Cameron recommends using larger notebooks and paper (left), because she feels they let your thoughts be more expansive—unlike smaller journals (right).

Admittedly, this is a mild quibble, but there are other instances where more detail would be helpful. When you encounter tasks for the first time, there are no instructions provided about how to do them, because this was again discussed previously in the chapter called “Spiritual Electricity: The Basic Principles”. Here, referring to that chapter (as is done elsewhere: tasks 1 and 5 refer in week 2 refers you back to week 1’s affirmations) or just restating the instructions would be useful. With that in mind, the reader might need to be more diligent about taking notes or highlighting specific instructions.

TASK SET.
1/ Translate this sentence from the review excerpt into Spanish: "Admittedly, this is a mild quibble, but there are other instances where more detail would be helpful."
2/ Extend the review excerpt with a further paragraph that picks up after its final sentence.

GIVEN ENTRIES.
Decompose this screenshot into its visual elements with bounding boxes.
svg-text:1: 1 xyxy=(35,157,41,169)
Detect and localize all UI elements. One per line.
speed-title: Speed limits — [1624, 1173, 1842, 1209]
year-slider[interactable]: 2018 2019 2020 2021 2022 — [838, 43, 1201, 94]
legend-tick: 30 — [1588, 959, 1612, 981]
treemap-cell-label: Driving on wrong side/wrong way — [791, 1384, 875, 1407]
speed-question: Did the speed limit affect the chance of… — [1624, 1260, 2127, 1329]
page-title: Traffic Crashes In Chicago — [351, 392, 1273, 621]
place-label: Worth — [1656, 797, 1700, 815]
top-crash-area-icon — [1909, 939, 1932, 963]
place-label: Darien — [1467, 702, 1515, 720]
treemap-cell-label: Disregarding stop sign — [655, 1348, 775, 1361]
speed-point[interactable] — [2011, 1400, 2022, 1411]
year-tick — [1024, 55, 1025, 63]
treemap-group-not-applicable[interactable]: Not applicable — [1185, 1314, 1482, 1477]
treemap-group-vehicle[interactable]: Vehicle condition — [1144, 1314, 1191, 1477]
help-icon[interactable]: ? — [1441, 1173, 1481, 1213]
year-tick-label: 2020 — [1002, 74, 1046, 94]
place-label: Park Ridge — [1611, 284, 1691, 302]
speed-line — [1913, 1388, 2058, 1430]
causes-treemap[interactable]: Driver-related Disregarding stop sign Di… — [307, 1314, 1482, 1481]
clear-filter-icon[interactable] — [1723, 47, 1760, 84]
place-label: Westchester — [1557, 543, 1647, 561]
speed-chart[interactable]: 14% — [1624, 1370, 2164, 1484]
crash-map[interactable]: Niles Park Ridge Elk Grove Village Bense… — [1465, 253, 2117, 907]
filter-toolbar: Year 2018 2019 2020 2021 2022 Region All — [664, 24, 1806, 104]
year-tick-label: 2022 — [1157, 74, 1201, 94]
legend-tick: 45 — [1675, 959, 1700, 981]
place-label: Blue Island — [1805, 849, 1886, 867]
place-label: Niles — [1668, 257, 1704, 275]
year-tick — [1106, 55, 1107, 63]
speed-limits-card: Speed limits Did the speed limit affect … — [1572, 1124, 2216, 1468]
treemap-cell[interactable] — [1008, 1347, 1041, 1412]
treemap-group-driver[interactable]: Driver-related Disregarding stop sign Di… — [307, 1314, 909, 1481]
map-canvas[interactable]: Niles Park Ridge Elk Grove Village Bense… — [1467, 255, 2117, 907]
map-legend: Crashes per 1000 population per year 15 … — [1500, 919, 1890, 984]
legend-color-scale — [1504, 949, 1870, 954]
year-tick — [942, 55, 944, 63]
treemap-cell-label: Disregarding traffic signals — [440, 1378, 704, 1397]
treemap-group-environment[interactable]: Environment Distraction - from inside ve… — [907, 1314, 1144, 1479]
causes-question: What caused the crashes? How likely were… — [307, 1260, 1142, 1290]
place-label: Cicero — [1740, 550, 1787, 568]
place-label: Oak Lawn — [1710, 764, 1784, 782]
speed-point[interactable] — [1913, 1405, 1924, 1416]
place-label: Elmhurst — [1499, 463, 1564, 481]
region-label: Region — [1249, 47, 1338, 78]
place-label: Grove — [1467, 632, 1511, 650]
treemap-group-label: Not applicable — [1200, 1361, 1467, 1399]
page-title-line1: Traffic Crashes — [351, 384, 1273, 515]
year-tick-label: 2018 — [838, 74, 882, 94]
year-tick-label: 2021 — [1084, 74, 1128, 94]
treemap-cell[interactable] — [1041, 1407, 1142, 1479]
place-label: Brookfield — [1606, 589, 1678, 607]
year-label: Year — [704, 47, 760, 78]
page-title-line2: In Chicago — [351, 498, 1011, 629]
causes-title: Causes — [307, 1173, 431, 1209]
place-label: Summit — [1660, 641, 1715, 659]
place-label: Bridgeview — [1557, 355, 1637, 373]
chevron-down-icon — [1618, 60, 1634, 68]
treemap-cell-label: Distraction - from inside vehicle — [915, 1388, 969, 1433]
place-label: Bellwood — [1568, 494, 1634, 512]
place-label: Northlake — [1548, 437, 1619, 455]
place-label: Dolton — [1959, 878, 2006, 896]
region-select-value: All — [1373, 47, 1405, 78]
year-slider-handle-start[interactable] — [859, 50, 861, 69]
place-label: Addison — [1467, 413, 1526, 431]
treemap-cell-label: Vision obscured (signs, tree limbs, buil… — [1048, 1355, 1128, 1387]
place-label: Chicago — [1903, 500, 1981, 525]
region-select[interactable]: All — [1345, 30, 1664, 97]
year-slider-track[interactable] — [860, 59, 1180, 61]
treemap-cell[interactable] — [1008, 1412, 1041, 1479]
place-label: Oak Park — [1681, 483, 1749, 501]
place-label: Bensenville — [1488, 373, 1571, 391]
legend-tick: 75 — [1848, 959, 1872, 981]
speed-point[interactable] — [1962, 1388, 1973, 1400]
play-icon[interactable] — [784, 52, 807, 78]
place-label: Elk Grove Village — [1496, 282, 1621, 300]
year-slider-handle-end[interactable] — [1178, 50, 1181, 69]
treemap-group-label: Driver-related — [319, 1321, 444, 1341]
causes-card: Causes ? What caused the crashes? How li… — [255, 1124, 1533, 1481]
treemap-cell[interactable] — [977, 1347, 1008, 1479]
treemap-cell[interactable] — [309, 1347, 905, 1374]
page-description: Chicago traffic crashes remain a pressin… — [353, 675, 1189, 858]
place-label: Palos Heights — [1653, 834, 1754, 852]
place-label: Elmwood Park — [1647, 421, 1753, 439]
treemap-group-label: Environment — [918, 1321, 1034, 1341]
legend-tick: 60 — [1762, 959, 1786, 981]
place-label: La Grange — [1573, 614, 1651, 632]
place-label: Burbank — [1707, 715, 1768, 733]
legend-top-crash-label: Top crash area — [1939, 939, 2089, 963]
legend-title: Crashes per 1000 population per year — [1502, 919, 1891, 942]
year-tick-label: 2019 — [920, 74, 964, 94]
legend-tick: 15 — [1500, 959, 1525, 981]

ANSWERS FOR THIS EXERCISE.
1/ Es cierto que se trata de una objeción menor, pero hay otros casos en los que sería útil contar con más detalle.

2/
I should also note there are some potential areas of confusion when it comes to some ideas and topics. Morning pages, as discussed above, are hard to describe, because potential use cases and benefits may vary depending on the person and their specific blocks or challenges—which is fair. However, Cameron does occasionally hint at topics that will be discussed in more depth later. Flagging such instances as future topics would be ideal, as I found myself wondering what she meant or whether this was an important practice.[§] Again, it might be best to be patient with the process or just look up items in the index if you want the description immediately.

My Own Journey with Artist’s Way Up to Week 3

Having made the plunge and purchased the book without investigating what it offered, I likely expected something more focused on writing than artistic recovery. I also missed the “spiritual path” part, which normally I would hesitate to buy. As a rule, I avoid discussing various religious or spiritual belief/disbelief systems for various reasons that include weariness with such discussions.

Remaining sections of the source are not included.